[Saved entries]

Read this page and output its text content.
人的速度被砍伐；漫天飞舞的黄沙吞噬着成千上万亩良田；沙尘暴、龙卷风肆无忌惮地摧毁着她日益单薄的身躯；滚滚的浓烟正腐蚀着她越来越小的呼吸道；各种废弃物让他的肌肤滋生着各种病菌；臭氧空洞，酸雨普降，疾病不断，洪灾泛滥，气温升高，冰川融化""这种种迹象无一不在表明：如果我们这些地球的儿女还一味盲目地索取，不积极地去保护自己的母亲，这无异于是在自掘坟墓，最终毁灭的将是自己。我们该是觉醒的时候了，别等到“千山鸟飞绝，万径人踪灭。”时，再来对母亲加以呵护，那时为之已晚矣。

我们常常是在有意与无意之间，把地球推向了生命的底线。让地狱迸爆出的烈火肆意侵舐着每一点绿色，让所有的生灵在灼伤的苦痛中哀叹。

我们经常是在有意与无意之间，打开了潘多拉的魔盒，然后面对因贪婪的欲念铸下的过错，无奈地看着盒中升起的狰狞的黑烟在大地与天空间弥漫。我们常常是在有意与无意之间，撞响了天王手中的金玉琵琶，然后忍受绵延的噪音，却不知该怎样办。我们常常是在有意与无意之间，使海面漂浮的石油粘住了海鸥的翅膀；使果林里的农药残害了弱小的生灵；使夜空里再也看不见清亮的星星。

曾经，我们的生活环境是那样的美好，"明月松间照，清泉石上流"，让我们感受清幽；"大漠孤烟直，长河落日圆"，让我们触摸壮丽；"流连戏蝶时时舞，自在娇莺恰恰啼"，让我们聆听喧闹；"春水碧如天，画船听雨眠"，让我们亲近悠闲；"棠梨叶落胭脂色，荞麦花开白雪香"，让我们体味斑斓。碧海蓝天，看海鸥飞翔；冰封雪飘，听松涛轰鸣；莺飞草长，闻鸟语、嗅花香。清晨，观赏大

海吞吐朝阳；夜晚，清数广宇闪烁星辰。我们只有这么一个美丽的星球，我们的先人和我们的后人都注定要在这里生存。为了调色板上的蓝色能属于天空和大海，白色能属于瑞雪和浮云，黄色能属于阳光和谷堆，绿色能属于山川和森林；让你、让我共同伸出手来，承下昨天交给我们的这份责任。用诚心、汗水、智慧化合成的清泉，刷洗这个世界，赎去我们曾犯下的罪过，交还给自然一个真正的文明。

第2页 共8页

• Requirement:
Write every line of the material above again, exactly.

• Answer below:
Read this page and output its text content.
人的速度被砍伐；漫天飞舞的黄沙吞噬着成千上万亩良田；沙尘暴、龙卷风肆无忌惮地摧毁着她日益单薄的身躯；滚滚的浓烟正腐蚀着她越来越小的呼吸道；各种废弃物让他的肌肤滋生着各种病菌；臭氧空洞，酸雨普降，疾病不断，洪灾泛滥，气温升高，冰川融化""这种种迹象无一不在表明：如果我们这些地球的儿女还一味盲目地索取，不积极地去保护自己的母亲，这无异于是在自掘坟墓，最终毁灭的将是自己。我们该是觉醒的时候了，别等到“千山鸟飞绝，万径人踪灭。”时，再来对母亲加以呵护，那时为之已晚矣。

我们常常是在有意与无意之间，把地球推向了生命的底线。让地狱迸爆出的烈火肆意侵舐着每一点绿色，让所有的生灵在灼伤的苦痛中哀叹。

我们经常是在有意与无意之间，打开了潘多拉的魔盒，然后面对因贪婪的欲念铸下的过错，无奈地看着盒中升起的狰狞的黑烟在大地与天空间弥漫。我们常常是在有意与无意之间，撞响了天王手中的金玉琵琶，然后忍受绵延的噪音，却不知该怎样办。我们常常是在有意与无意之间，使海面漂浮的石油粘住了海鸥的翅膀；使果林里的农药残害了弱小的生灵；使夜空里再也看不见清亮的星星。

曾经，我们的生活环境是那样的美好，"明月松间照，清泉石上流"，让我们感受清幽；"大漠孤烟直，长河落日圆"，让我们触摸壮丽；"流连戏蝶时时舞，自在娇莺恰恰啼"，让我们聆听喧闹；"春水碧如天，画船听雨眠"，让我们亲近悠闲；"棠梨叶落胭脂色，荞麦花开白雪香"，让我们体味斑斓。碧海蓝天，看海鸥飞翔；冰封雪飘，听松涛轰鸣；莺飞草长，闻鸟语、嗅花香。清晨，观赏大

海吞吐朝阳；夜晚，清数广宇闪烁星辰。我们只有这么一个美丽的星球，我们的先人和我们的后人都注定要在这里生存。为了调色板上的蓝色能属于天空和大海，白色能属于瑞雪和浮云，黄色能属于阳光和谷堆，绿色能属于山川和森林；让你、让我共同伸出手来，承下昨天交给我们的这份责任。用诚心、汗水、智慧化合成的清泉，刷洗这个世界，赎去我们曾犯下的罪过，交还给自然一个真正的文明。

第2页 共8页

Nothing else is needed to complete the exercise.